# start of INPUT
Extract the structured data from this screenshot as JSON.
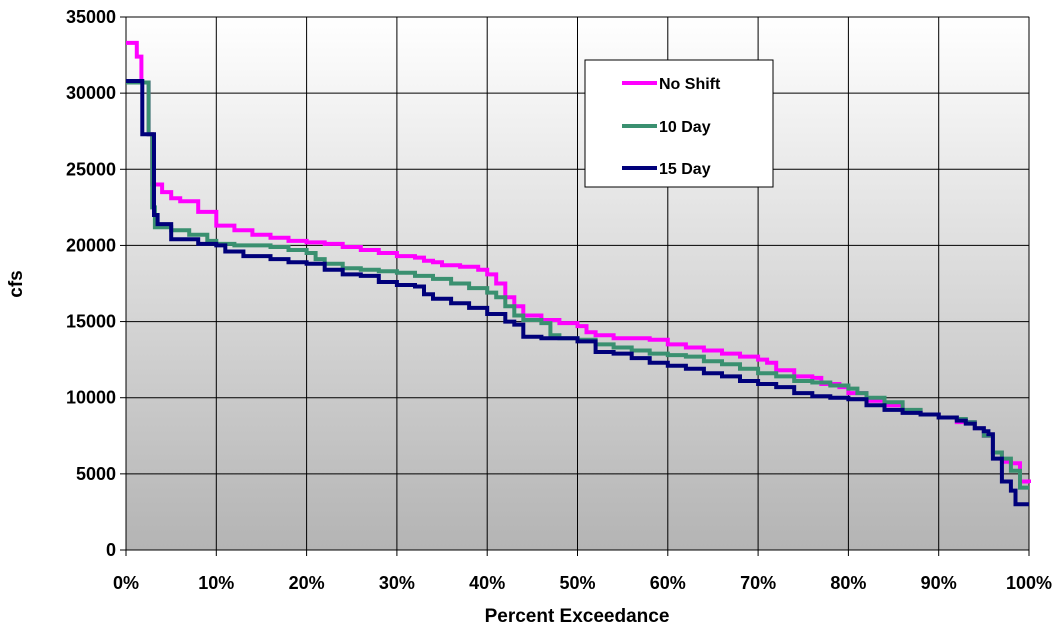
{
  "chart_data": {
    "type": "line",
    "title": "",
    "xlabel": "Percent Exceedance",
    "ylabel": "cfs",
    "xlim": [
      0,
      100
    ],
    "ylim": [
      0,
      35000
    ],
    "x_ticks": [
      0,
      10,
      20,
      30,
      40,
      50,
      60,
      70,
      80,
      90,
      100
    ],
    "x_tick_labels": [
      "0%",
      "10%",
      "20%",
      "30%",
      "40%",
      "50%",
      "60%",
      "70%",
      "80%",
      "90%",
      "100%"
    ],
    "y_ticks": [
      0,
      5000,
      10000,
      15000,
      20000,
      25000,
      30000,
      35000
    ],
    "y_tick_labels": [
      "0",
      "5000",
      "10000",
      "15000",
      "20000",
      "25000",
      "30000",
      "35000"
    ],
    "grid": true,
    "legend_position": "top-right",
    "series": [
      {
        "name": "No Shift",
        "color": "#ff00ff",
        "points": [
          [
            0,
            33300
          ],
          [
            1.2,
            32400
          ],
          [
            1.7,
            30700
          ],
          [
            2.5,
            27300
          ],
          [
            2.9,
            24000
          ],
          [
            4,
            23500
          ],
          [
            5,
            23100
          ],
          [
            6,
            22900
          ],
          [
            8,
            22200
          ],
          [
            10,
            21300
          ],
          [
            12,
            21000
          ],
          [
            14,
            20700
          ],
          [
            16,
            20500
          ],
          [
            18,
            20300
          ],
          [
            20,
            20200
          ],
          [
            22,
            20100
          ],
          [
            24,
            19900
          ],
          [
            26,
            19700
          ],
          [
            28,
            19500
          ],
          [
            30,
            19300
          ],
          [
            32,
            19200
          ],
          [
            33,
            19000
          ],
          [
            34,
            18900
          ],
          [
            35,
            18700
          ],
          [
            37,
            18600
          ],
          [
            39,
            18400
          ],
          [
            40,
            18100
          ],
          [
            41,
            17500
          ],
          [
            42,
            16600
          ],
          [
            43,
            16000
          ],
          [
            44,
            15400
          ],
          [
            46,
            15100
          ],
          [
            48,
            14900
          ],
          [
            50,
            14700
          ],
          [
            51,
            14300
          ],
          [
            52,
            14100
          ],
          [
            54,
            13900
          ],
          [
            58,
            13800
          ],
          [
            60,
            13500
          ],
          [
            62,
            13300
          ],
          [
            64,
            13100
          ],
          [
            66,
            12900
          ],
          [
            68,
            12700
          ],
          [
            70,
            12500
          ],
          [
            71,
            12300
          ],
          [
            72,
            11800
          ],
          [
            74,
            11400
          ],
          [
            76,
            11300
          ],
          [
            77,
            10900
          ],
          [
            79,
            10700
          ],
          [
            80,
            10300
          ],
          [
            82,
            9800
          ],
          [
            84,
            9500
          ],
          [
            86,
            9100
          ],
          [
            88,
            8900
          ],
          [
            90,
            8700
          ],
          [
            92,
            8400
          ],
          [
            94,
            8000
          ],
          [
            95,
            7500
          ],
          [
            96,
            6400
          ],
          [
            97,
            5800
          ],
          [
            98,
            5700
          ],
          [
            99,
            4500
          ],
          [
            100,
            4400
          ]
        ]
      },
      {
        "name": "10 Day",
        "color": "#3a9070",
        "points": [
          [
            0,
            30700
          ],
          [
            1.7,
            30700
          ],
          [
            2.5,
            27300
          ],
          [
            2.9,
            22500
          ],
          [
            3.2,
            21200
          ],
          [
            5,
            21000
          ],
          [
            7,
            20700
          ],
          [
            9,
            20300
          ],
          [
            10,
            20100
          ],
          [
            12,
            20000
          ],
          [
            16,
            19900
          ],
          [
            18,
            19700
          ],
          [
            20,
            19500
          ],
          [
            21,
            19100
          ],
          [
            22,
            18800
          ],
          [
            24,
            18500
          ],
          [
            26,
            18400
          ],
          [
            28,
            18300
          ],
          [
            30,
            18200
          ],
          [
            32,
            18000
          ],
          [
            34,
            17800
          ],
          [
            36,
            17500
          ],
          [
            38,
            17200
          ],
          [
            40,
            16900
          ],
          [
            41,
            16600
          ],
          [
            42,
            16000
          ],
          [
            43,
            15400
          ],
          [
            44,
            15100
          ],
          [
            46,
            14900
          ],
          [
            47,
            14100
          ],
          [
            48,
            13900
          ],
          [
            50,
            13800
          ],
          [
            52,
            13500
          ],
          [
            54,
            13300
          ],
          [
            56,
            13100
          ],
          [
            58,
            12900
          ],
          [
            60,
            12800
          ],
          [
            62,
            12700
          ],
          [
            64,
            12400
          ],
          [
            66,
            12200
          ],
          [
            68,
            11900
          ],
          [
            70,
            11600
          ],
          [
            72,
            11400
          ],
          [
            74,
            11100
          ],
          [
            76,
            11000
          ],
          [
            78,
            10800
          ],
          [
            80,
            10600
          ],
          [
            81,
            10300
          ],
          [
            82,
            10000
          ],
          [
            84,
            9700
          ],
          [
            86,
            9200
          ],
          [
            88,
            8900
          ],
          [
            90,
            8700
          ],
          [
            92,
            8600
          ],
          [
            93,
            8400
          ],
          [
            94,
            8000
          ],
          [
            95,
            7500
          ],
          [
            96,
            6400
          ],
          [
            97,
            6000
          ],
          [
            98,
            5200
          ],
          [
            99,
            4100
          ],
          [
            100,
            4100
          ]
        ]
      },
      {
        "name": "15 Day",
        "color": "#00007a",
        "points": [
          [
            0,
            30800
          ],
          [
            1.5,
            30800
          ],
          [
            1.8,
            27300
          ],
          [
            2.9,
            27300
          ],
          [
            3.1,
            22000
          ],
          [
            3.5,
            21400
          ],
          [
            4.5,
            21400
          ],
          [
            5,
            20400
          ],
          [
            8,
            20100
          ],
          [
            10,
            20000
          ],
          [
            11,
            19600
          ],
          [
            13,
            19300
          ],
          [
            16,
            19100
          ],
          [
            18,
            18900
          ],
          [
            20,
            18800
          ],
          [
            22,
            18400
          ],
          [
            24,
            18100
          ],
          [
            26,
            18000
          ],
          [
            28,
            17600
          ],
          [
            30,
            17400
          ],
          [
            32,
            17300
          ],
          [
            33,
            16800
          ],
          [
            34,
            16500
          ],
          [
            36,
            16200
          ],
          [
            38,
            15900
          ],
          [
            40,
            15500
          ],
          [
            42,
            15000
          ],
          [
            43,
            14800
          ],
          [
            44,
            14000
          ],
          [
            46,
            13900
          ],
          [
            48,
            13900
          ],
          [
            50,
            13700
          ],
          [
            52,
            13000
          ],
          [
            54,
            12900
          ],
          [
            56,
            12600
          ],
          [
            58,
            12300
          ],
          [
            60,
            12100
          ],
          [
            62,
            11900
          ],
          [
            64,
            11600
          ],
          [
            66,
            11400
          ],
          [
            68,
            11100
          ],
          [
            70,
            10900
          ],
          [
            72,
            10700
          ],
          [
            74,
            10300
          ],
          [
            76,
            10100
          ],
          [
            78,
            10000
          ],
          [
            80,
            9900
          ],
          [
            82,
            9500
          ],
          [
            84,
            9200
          ],
          [
            86,
            9000
          ],
          [
            88,
            8900
          ],
          [
            90,
            8700
          ],
          [
            92,
            8500
          ],
          [
            93,
            8300
          ],
          [
            94,
            8000
          ],
          [
            95,
            7800
          ],
          [
            95.5,
            7600
          ],
          [
            96,
            6000
          ],
          [
            97,
            4500
          ],
          [
            98,
            3900
          ],
          [
            98.5,
            3000
          ],
          [
            100,
            3000
          ]
        ]
      }
    ]
  }
}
# end of INPUT
Repeat the records above exactly, leaving out any pictures they contain.

Extract the structured data from this screenshot as JSON.
{
  "chart_data": {
    "type": "line",
    "title": "",
    "xlabel": "Percent Exceedance",
    "ylabel": "cfs",
    "xlim": [
      0,
      100
    ],
    "ylim": [
      0,
      35000
    ],
    "x_ticks": [
      0,
      10,
      20,
      30,
      40,
      50,
      60,
      70,
      80,
      90,
      100
    ],
    "x_tick_labels": [
      "0%",
      "10%",
      "20%",
      "30%",
      "40%",
      "50%",
      "60%",
      "70%",
      "80%",
      "90%",
      "100%"
    ],
    "y_ticks": [
      0,
      5000,
      10000,
      15000,
      20000,
      25000,
      30000,
      35000
    ],
    "y_tick_labels": [
      "0",
      "5000",
      "10000",
      "15000",
      "20000",
      "25000",
      "30000",
      "35000"
    ],
    "grid": true,
    "legend_position": "top-right",
    "series": [
      {
        "name": "No Shift",
        "color": "#ff00ff",
        "points": [
          [
            0,
            33300
          ],
          [
            1.2,
            32400
          ],
          [
            1.7,
            30700
          ],
          [
            2.5,
            27300
          ],
          [
            2.9,
            24000
          ],
          [
            4,
            23500
          ],
          [
            5,
            23100
          ],
          [
            6,
            22900
          ],
          [
            8,
            22200
          ],
          [
            10,
            21300
          ],
          [
            12,
            21000
          ],
          [
            14,
            20700
          ],
          [
            16,
            20500
          ],
          [
            18,
            20300
          ],
          [
            20,
            20200
          ],
          [
            22,
            20100
          ],
          [
            24,
            19900
          ],
          [
            26,
            19700
          ],
          [
            28,
            19500
          ],
          [
            30,
            19300
          ],
          [
            32,
            19200
          ],
          [
            33,
            19000
          ],
          [
            34,
            18900
          ],
          [
            35,
            18700
          ],
          [
            37,
            18600
          ],
          [
            39,
            18400
          ],
          [
            40,
            18100
          ],
          [
            41,
            17500
          ],
          [
            42,
            16600
          ],
          [
            43,
            16000
          ],
          [
            44,
            15400
          ],
          [
            46,
            15100
          ],
          [
            48,
            14900
          ],
          [
            50,
            14700
          ],
          [
            51,
            14300
          ],
          [
            52,
            14100
          ],
          [
            54,
            13900
          ],
          [
            58,
            13800
          ],
          [
            60,
            13500
          ],
          [
            62,
            13300
          ],
          [
            64,
            13100
          ],
          [
            66,
            12900
          ],
          [
            68,
            12700
          ],
          [
            70,
            12500
          ],
          [
            71,
            12300
          ],
          [
            72,
            11800
          ],
          [
            74,
            11400
          ],
          [
            76,
            11300
          ],
          [
            77,
            10900
          ],
          [
            79,
            10700
          ],
          [
            80,
            10300
          ],
          [
            82,
            9800
          ],
          [
            84,
            9500
          ],
          [
            86,
            9100
          ],
          [
            88,
            8900
          ],
          [
            90,
            8700
          ],
          [
            92,
            8400
          ],
          [
            94,
            8000
          ],
          [
            95,
            7500
          ],
          [
            96,
            6400
          ],
          [
            97,
            5800
          ],
          [
            98,
            5700
          ],
          [
            99,
            4500
          ],
          [
            100,
            4400
          ]
        ]
      },
      {
        "name": "10 Day",
        "color": "#3a9070",
        "points": [
          [
            0,
            30700
          ],
          [
            1.7,
            30700
          ],
          [
            2.5,
            27300
          ],
          [
            2.9,
            22500
          ],
          [
            3.2,
            21200
          ],
          [
            5,
            21000
          ],
          [
            7,
            20700
          ],
          [
            9,
            20300
          ],
          [
            10,
            20100
          ],
          [
            12,
            20000
          ],
          [
            16,
            19900
          ],
          [
            18,
            19700
          ],
          [
            20,
            19500
          ],
          [
            21,
            19100
          ],
          [
            22,
            18800
          ],
          [
            24,
            18500
          ],
          [
            26,
            18400
          ],
          [
            28,
            18300
          ],
          [
            30,
            18200
          ],
          [
            32,
            18000
          ],
          [
            34,
            17800
          ],
          [
            36,
            17500
          ],
          [
            38,
            17200
          ],
          [
            40,
            16900
          ],
          [
            41,
            16600
          ],
          [
            42,
            16000
          ],
          [
            43,
            15400
          ],
          [
            44,
            15100
          ],
          [
            46,
            14900
          ],
          [
            47,
            14100
          ],
          [
            48,
            13900
          ],
          [
            50,
            13800
          ],
          [
            52,
            13500
          ],
          [
            54,
            13300
          ],
          [
            56,
            13100
          ],
          [
            58,
            12900
          ],
          [
            60,
            12800
          ],
          [
            62,
            12700
          ],
          [
            64,
            12400
          ],
          [
            66,
            12200
          ],
          [
            68,
            11900
          ],
          [
            70,
            11600
          ],
          [
            72,
            11400
          ],
          [
            74,
            11100
          ],
          [
            76,
            11000
          ],
          [
            78,
            10800
          ],
          [
            80,
            10600
          ],
          [
            81,
            10300
          ],
          [
            82,
            10000
          ],
          [
            84,
            9700
          ],
          [
            86,
            9200
          ],
          [
            88,
            8900
          ],
          [
            90,
            8700
          ],
          [
            92,
            8600
          ],
          [
            93,
            8400
          ],
          [
            94,
            8000
          ],
          [
            95,
            7500
          ],
          [
            96,
            6400
          ],
          [
            97,
            6000
          ],
          [
            98,
            5200
          ],
          [
            99,
            4100
          ],
          [
            100,
            4100
          ]
        ]
      },
      {
        "name": "15 Day",
        "color": "#00007a",
        "points": [
          [
            0,
            30800
          ],
          [
            1.5,
            30800
          ],
          [
            1.8,
            27300
          ],
          [
            2.9,
            27300
          ],
          [
            3.1,
            22000
          ],
          [
            3.5,
            21400
          ],
          [
            4.5,
            21400
          ],
          [
            5,
            20400
          ],
          [
            8,
            20100
          ],
          [
            10,
            20000
          ],
          [
            11,
            19600
          ],
          [
            13,
            19300
          ],
          [
            16,
            19100
          ],
          [
            18,
            18900
          ],
          [
            20,
            18800
          ],
          [
            22,
            18400
          ],
          [
            24,
            18100
          ],
          [
            26,
            18000
          ],
          [
            28,
            17600
          ],
          [
            30,
            17400
          ],
          [
            32,
            17300
          ],
          [
            33,
            16800
          ],
          [
            34,
            16500
          ],
          [
            36,
            16200
          ],
          [
            38,
            15900
          ],
          [
            40,
            15500
          ],
          [
            42,
            15000
          ],
          [
            43,
            14800
          ],
          [
            44,
            14000
          ],
          [
            46,
            13900
          ],
          [
            48,
            13900
          ],
          [
            50,
            13700
          ],
          [
            52,
            13000
          ],
          [
            54,
            12900
          ],
          [
            56,
            12600
          ],
          [
            58,
            12300
          ],
          [
            60,
            12100
          ],
          [
            62,
            11900
          ],
          [
            64,
            11600
          ],
          [
            66,
            11400
          ],
          [
            68,
            11100
          ],
          [
            70,
            10900
          ],
          [
            72,
            10700
          ],
          [
            74,
            10300
          ],
          [
            76,
            10100
          ],
          [
            78,
            10000
          ],
          [
            80,
            9900
          ],
          [
            82,
            9500
          ],
          [
            84,
            9200
          ],
          [
            86,
            9000
          ],
          [
            88,
            8900
          ],
          [
            90,
            8700
          ],
          [
            92,
            8500
          ],
          [
            93,
            8300
          ],
          [
            94,
            8000
          ],
          [
            95,
            7800
          ],
          [
            95.5,
            7600
          ],
          [
            96,
            6000
          ],
          [
            97,
            4500
          ],
          [
            98,
            3900
          ],
          [
            98.5,
            3000
          ],
          [
            100,
            3000
          ]
        ]
      }
    ]
  }
}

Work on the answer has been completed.